> EXERCISE BRIEF:
Tell how many lines have the string "Pflegekräfte" in them, and write nothing besides the number.

> EXTRACTED RECORDS:

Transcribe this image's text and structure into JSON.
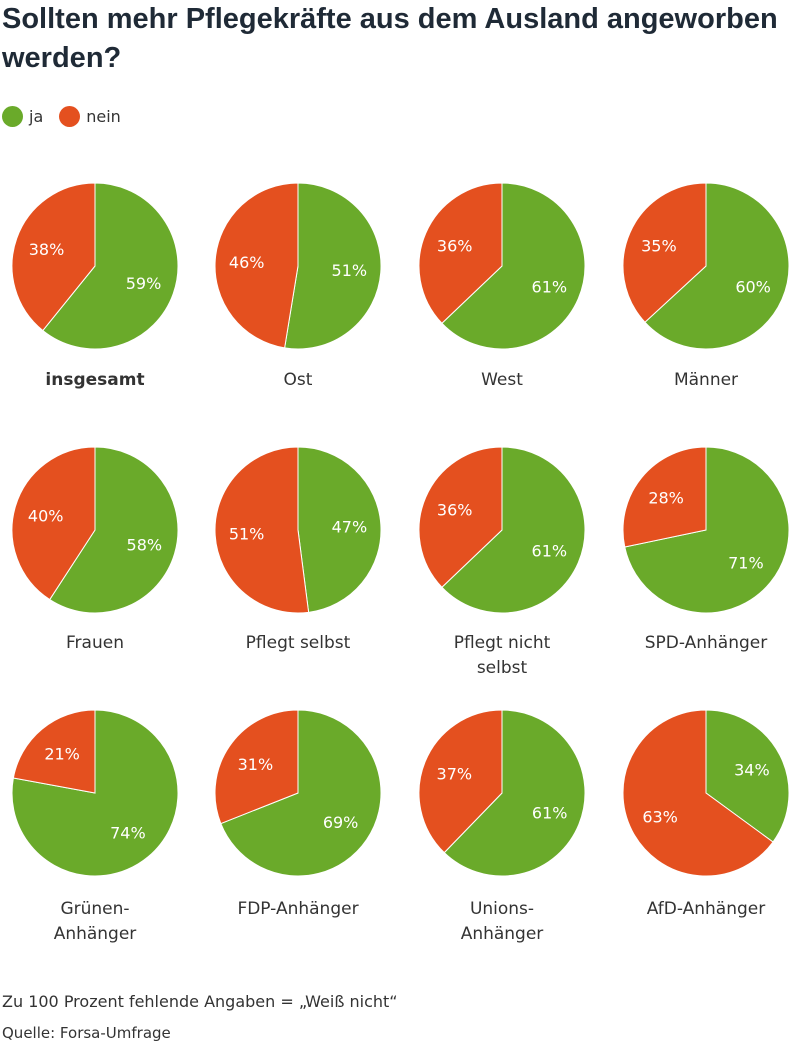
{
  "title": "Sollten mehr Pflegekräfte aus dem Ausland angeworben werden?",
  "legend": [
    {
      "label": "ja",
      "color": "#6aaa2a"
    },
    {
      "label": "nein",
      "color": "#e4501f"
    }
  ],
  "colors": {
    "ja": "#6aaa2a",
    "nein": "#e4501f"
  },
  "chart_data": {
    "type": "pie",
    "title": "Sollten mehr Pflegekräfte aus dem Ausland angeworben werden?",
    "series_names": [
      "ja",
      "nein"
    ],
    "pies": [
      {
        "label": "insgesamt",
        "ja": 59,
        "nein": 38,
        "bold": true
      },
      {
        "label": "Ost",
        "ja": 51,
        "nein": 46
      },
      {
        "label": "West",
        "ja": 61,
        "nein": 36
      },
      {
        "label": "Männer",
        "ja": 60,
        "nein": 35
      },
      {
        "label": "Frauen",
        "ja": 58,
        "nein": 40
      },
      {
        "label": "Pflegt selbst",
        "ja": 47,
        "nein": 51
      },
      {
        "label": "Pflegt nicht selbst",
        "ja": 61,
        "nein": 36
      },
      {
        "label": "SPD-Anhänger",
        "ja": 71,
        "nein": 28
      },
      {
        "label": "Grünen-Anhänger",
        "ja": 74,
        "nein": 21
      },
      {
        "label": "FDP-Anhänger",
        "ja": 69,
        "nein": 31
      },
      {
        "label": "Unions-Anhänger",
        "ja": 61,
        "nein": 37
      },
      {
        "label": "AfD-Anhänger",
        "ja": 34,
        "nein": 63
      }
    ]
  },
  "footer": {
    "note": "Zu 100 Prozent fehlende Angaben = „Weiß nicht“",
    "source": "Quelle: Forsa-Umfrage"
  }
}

> THE RESULT:
2